* **What is required**
Check each line of the records below and collect those that include the word "Plate".

[START OF Entries shown]

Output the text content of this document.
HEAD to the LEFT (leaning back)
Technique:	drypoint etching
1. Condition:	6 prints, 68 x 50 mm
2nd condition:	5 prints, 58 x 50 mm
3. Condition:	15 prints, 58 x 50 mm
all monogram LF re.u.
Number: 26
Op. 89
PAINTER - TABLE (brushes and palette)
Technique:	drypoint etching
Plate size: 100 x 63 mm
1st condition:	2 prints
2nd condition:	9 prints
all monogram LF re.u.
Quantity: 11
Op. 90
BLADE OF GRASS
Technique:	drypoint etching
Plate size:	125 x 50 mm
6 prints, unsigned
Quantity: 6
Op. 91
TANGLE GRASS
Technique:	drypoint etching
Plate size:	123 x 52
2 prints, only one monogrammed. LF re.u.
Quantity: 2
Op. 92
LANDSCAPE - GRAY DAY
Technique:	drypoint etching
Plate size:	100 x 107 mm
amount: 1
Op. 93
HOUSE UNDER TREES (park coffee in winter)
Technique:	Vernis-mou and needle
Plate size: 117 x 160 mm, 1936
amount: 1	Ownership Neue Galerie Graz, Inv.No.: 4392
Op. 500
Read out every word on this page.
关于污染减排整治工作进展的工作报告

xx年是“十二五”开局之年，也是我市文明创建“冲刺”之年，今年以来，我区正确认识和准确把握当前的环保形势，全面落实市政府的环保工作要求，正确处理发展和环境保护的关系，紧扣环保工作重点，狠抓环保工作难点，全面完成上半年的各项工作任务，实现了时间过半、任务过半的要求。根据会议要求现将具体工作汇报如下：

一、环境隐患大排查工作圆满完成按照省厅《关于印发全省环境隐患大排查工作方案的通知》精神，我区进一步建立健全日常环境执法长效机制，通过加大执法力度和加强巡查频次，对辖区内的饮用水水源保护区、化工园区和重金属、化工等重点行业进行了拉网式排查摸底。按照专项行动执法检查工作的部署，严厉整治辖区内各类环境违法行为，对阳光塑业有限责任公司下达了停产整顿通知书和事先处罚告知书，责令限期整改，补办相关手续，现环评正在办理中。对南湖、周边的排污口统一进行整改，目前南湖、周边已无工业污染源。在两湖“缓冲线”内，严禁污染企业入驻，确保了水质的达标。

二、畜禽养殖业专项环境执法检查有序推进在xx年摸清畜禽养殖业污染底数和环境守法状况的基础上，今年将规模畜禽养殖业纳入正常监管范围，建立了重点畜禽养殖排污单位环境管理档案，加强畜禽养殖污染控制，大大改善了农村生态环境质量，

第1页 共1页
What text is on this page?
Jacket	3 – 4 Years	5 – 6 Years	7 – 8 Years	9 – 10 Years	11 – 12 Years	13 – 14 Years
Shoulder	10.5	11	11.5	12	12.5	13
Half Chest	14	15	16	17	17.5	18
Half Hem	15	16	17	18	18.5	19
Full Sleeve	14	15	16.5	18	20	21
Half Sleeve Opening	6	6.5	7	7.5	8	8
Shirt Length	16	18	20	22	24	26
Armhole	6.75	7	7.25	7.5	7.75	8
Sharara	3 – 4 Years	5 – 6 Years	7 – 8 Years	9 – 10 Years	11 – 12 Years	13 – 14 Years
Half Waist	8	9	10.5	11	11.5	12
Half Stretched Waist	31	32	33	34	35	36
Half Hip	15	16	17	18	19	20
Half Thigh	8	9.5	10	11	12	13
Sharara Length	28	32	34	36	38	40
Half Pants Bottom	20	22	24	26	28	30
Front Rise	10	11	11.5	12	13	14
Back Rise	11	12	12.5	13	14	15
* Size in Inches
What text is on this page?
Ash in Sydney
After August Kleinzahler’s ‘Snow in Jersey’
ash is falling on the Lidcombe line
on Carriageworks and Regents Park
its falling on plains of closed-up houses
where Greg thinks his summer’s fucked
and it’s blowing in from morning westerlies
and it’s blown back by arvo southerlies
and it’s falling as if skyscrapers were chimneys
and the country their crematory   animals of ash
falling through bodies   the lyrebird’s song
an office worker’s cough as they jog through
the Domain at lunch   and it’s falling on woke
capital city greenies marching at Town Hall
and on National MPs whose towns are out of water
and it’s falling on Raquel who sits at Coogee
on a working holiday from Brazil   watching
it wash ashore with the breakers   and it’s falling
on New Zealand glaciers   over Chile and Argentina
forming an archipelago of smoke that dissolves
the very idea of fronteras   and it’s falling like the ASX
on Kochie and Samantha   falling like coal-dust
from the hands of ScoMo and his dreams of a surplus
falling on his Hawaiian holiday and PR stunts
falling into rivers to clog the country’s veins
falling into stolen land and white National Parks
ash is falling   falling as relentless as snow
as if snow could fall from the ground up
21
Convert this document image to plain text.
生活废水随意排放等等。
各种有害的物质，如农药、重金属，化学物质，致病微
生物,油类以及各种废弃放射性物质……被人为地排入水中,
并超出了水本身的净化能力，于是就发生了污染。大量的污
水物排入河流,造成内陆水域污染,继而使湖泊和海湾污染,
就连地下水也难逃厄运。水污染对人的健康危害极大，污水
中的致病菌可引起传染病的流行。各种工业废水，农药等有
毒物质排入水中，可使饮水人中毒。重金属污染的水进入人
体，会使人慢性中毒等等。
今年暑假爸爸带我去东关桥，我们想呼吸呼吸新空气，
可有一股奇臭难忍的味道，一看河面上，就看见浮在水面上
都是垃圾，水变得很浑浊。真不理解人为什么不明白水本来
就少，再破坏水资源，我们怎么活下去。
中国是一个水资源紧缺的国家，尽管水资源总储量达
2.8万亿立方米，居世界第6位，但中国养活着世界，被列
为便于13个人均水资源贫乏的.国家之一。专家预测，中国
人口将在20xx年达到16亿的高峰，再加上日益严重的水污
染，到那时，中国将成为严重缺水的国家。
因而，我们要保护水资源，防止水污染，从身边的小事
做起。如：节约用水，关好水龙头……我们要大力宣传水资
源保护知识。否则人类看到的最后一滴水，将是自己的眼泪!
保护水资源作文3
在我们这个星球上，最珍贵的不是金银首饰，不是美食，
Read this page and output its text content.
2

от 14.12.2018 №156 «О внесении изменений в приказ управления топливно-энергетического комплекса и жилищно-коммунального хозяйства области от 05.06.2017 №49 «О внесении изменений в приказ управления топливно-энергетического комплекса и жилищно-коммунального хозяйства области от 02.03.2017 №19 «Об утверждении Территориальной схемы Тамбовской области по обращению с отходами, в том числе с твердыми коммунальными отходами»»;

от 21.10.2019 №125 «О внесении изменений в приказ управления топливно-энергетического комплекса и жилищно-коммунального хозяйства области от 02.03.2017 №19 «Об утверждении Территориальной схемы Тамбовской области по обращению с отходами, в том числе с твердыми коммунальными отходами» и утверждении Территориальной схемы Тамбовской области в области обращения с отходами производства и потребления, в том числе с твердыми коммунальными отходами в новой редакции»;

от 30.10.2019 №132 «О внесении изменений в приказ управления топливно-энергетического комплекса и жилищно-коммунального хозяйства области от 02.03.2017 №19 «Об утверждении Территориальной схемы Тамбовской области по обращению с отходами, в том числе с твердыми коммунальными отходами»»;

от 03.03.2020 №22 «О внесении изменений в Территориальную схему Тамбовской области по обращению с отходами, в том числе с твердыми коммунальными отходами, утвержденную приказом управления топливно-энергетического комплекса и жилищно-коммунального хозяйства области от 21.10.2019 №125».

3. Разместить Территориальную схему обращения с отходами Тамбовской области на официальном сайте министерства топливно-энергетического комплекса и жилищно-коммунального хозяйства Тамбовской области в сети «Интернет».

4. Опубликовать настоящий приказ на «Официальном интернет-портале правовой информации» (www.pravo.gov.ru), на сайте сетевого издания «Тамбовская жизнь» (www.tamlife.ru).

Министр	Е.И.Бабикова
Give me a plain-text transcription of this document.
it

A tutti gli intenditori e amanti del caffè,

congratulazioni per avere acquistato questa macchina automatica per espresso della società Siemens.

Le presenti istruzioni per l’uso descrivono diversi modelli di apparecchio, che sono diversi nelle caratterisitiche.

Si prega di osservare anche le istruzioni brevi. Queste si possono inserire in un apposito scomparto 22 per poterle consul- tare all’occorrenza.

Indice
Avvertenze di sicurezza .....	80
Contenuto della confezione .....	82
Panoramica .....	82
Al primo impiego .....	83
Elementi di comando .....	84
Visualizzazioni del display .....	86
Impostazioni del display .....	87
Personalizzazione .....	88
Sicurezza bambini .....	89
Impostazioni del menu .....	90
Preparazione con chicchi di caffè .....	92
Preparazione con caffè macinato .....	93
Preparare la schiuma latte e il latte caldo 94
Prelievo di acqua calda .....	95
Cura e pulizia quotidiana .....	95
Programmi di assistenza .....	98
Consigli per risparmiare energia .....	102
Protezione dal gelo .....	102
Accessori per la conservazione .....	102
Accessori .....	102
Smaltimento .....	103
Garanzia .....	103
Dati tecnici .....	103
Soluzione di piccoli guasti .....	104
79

[END OF Entries shown]

* **Exercise output**
Plate size: 100 x 63 mm
Plate size:	125 x 50 mm
Plate size:	123 x 52
Plate size:	100 x 107 mm
Plate size: 117 x 160 mm, 1936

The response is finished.